● **Source records**:
## begin

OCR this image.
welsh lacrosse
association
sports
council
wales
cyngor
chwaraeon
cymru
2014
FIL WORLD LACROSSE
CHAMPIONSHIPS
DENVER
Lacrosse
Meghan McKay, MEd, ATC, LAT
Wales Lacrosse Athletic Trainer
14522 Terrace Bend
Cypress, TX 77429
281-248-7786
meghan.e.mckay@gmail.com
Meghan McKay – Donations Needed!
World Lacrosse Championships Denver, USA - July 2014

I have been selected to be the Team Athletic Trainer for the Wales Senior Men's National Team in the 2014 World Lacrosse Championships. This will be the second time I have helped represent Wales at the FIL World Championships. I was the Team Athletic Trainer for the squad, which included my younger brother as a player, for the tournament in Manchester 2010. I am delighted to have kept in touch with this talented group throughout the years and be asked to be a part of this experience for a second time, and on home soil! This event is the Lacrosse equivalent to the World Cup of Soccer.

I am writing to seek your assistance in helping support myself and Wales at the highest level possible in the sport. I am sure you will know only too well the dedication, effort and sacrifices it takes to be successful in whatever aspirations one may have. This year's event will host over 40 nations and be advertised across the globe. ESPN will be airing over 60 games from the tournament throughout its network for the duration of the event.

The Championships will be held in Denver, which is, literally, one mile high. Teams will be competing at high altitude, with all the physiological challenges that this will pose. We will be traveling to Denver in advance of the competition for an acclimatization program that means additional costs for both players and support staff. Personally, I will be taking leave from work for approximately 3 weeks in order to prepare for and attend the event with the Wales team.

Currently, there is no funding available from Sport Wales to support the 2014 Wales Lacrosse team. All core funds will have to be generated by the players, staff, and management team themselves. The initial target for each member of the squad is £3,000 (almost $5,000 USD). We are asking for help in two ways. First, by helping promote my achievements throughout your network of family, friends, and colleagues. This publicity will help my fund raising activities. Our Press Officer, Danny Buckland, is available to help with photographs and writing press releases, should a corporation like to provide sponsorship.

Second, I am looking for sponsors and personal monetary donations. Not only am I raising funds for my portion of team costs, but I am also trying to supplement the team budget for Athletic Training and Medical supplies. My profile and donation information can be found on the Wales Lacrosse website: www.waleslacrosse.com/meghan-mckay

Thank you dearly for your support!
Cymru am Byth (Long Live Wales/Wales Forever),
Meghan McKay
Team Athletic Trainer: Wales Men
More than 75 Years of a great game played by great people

## end

● **To do**: Every line above needs to be retyped exactly.

● **Result of this exercise**:
OCR this image.
welsh lacrosse
association
sports
council
wales
cyngor
chwaraeon
cymru
2014
FIL WORLD LACROSSE
CHAMPIONSHIPS
DENVER
Lacrosse
Meghan McKay, MEd, ATC, LAT
Wales Lacrosse Athletic Trainer
14522 Terrace Bend
Cypress, TX 77429
281-248-7786
meghan.e.mckay@gmail.com
Meghan McKay – Donations Needed!
World Lacrosse Championships Denver, USA - July 2014

I have been selected to be the Team Athletic Trainer for the Wales Senior Men's National Team in the 2014 World Lacrosse Championships. This will be the second time I have helped represent Wales at the FIL World Championships. I was the Team Athletic Trainer for the squad, which included my younger brother as a player, for the tournament in Manchester 2010. I am delighted to have kept in touch with this talented group throughout the years and be asked to be a part of this experience for a second time, and on home soil! This event is the Lacrosse equivalent to the World Cup of Soccer.

I am writing to seek your assistance in helping support myself and Wales at the highest level possible in the sport. I am sure you will know only too well the dedication, effort and sacrifices it takes to be successful in whatever aspirations one may have. This year's event will host over 40 nations and be advertised across the globe. ESPN will be airing over 60 games from the tournament throughout its network for the duration of the event.

The Championships will be held in Denver, which is, literally, one mile high. Teams will be competing at high altitude, with all the physiological challenges that this will pose. We will be traveling to Denver in advance of the competition for an acclimatization program that means additional costs for both players and support staff. Personally, I will be taking leave from work for approximately 3 weeks in order to prepare for and attend the event with the Wales team.

Currently, there is no funding available from Sport Wales to support the 2014 Wales Lacrosse team. All core funds will have to be generated by the players, staff, and management team themselves. The initial target for each member of the squad is £3,000 (almost $5,000 USD). We are asking for help in two ways. First, by helping promote my achievements throughout your network of family, friends, and colleagues. This publicity will help my fund raising activities. Our Press Officer, Danny Buckland, is available to help with photographs and writing press releases, should a corporation like to provide sponsorship.

Second, I am looking for sponsors and personal monetary donations. Not only am I raising funds for my portion of team costs, but I am also trying to supplement the team budget for Athletic Training and Medical supplies. My profile and donation information can be found on the Wales Lacrosse website: www.waleslacrosse.com/meghan-mckay

Thank you dearly for your support!
Cymru am Byth (Long Live Wales/Wales Forever),
Meghan McKay
Team Athletic Trainer: Wales Men
More than 75 Years of a great game played by great people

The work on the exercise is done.